● **PROBLEM REQUIREMENTS**
Locate every line that holds the string "this" and copy it.

--- begin ---

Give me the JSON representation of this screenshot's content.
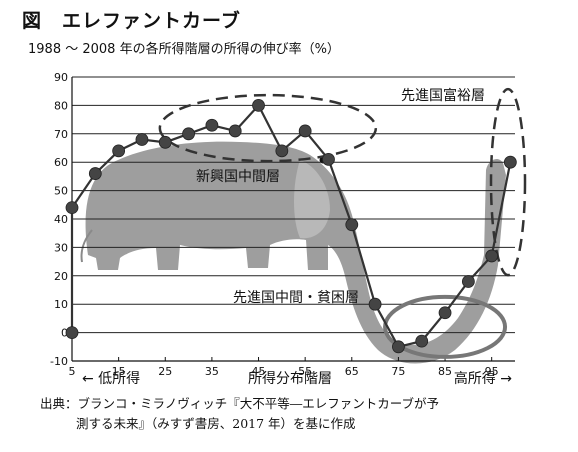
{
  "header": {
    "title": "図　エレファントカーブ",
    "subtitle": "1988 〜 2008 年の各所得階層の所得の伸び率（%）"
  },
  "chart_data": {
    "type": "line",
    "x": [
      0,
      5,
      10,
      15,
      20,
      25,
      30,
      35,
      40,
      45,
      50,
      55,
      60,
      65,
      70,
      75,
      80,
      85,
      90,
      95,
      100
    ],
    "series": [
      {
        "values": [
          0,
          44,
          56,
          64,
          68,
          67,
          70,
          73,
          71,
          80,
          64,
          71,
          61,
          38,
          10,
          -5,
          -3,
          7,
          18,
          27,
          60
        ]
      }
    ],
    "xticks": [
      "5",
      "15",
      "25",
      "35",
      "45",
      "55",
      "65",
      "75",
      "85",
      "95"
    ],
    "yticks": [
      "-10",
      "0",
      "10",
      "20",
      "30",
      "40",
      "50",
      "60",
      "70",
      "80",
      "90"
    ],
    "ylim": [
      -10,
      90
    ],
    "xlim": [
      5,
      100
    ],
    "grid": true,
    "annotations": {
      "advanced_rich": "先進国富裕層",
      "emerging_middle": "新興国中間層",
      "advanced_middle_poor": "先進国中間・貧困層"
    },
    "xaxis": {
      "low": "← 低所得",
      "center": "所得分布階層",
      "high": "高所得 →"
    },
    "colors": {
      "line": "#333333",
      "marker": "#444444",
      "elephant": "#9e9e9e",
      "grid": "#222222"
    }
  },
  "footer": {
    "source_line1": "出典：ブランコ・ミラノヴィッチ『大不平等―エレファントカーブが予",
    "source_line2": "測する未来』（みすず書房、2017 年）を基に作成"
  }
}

--- end ---
--- begin ---

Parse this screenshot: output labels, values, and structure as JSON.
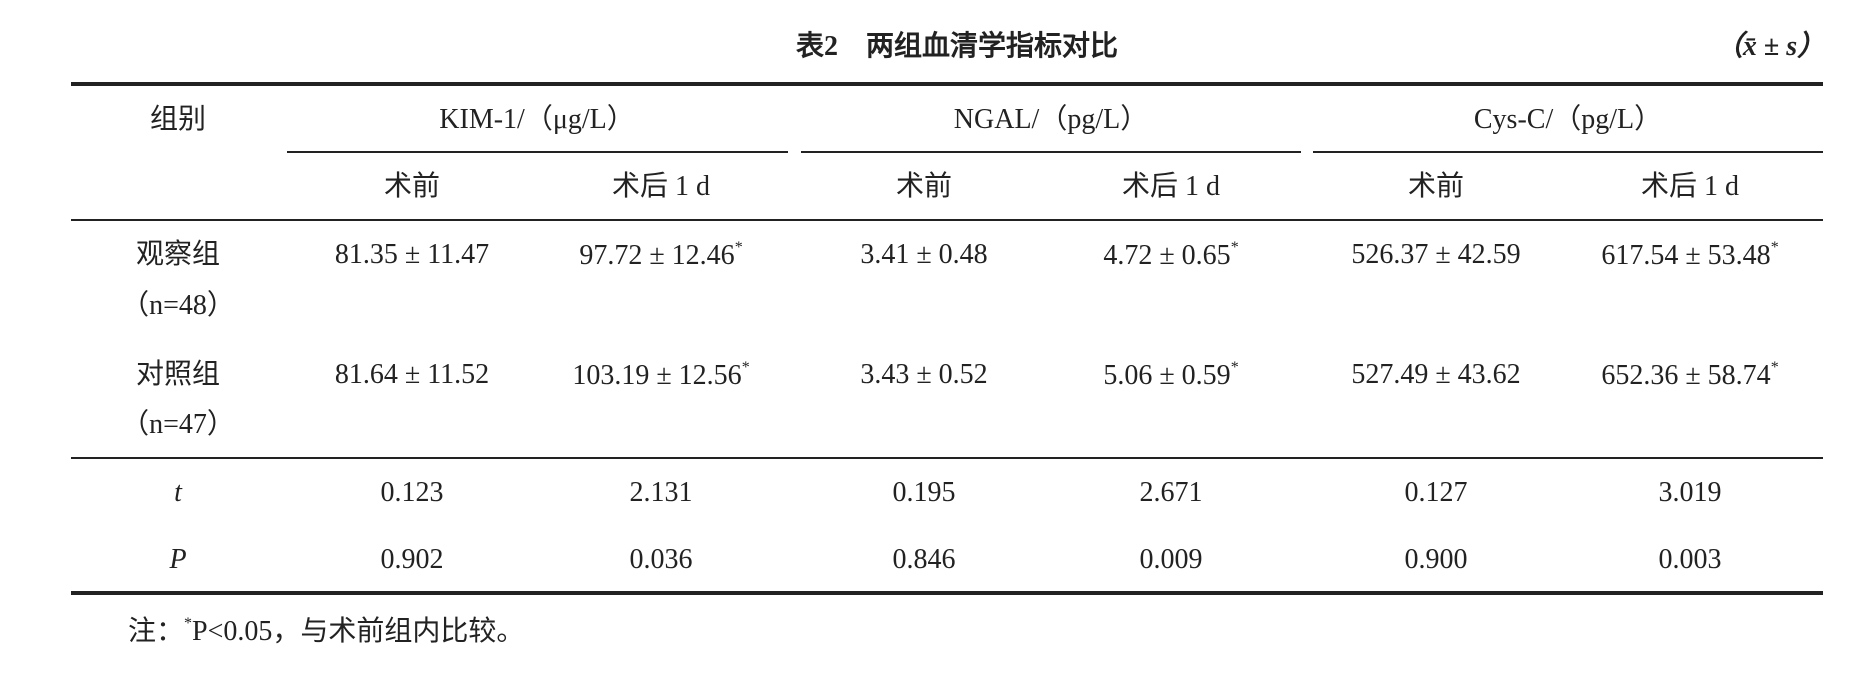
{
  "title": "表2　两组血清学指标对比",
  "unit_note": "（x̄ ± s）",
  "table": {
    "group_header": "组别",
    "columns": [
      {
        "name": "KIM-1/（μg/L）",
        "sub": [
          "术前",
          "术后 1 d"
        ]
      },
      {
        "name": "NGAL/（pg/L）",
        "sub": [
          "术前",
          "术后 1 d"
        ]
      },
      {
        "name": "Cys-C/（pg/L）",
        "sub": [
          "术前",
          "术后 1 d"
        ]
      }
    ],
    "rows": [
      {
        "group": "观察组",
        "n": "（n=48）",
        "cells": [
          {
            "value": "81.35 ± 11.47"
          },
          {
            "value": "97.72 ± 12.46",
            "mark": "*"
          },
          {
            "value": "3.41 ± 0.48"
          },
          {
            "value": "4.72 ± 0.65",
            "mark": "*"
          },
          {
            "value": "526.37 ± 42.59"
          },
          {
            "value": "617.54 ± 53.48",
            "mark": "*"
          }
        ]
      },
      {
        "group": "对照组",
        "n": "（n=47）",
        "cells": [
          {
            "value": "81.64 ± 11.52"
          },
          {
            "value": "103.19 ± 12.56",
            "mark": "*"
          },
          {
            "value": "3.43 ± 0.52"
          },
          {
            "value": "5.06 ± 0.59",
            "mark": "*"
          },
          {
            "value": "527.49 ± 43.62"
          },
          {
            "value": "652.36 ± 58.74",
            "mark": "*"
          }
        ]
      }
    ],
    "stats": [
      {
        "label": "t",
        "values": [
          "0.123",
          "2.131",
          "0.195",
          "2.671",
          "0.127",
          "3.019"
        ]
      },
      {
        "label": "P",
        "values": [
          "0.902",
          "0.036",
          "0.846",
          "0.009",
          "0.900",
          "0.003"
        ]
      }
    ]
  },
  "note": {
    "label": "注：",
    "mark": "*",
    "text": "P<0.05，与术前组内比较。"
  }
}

--- end ---

● **PROBLEM SOLUTION**
Give me the JSON representation of this screenshot's content.
Parse this screenshot: output labels, values, and structure as JSON.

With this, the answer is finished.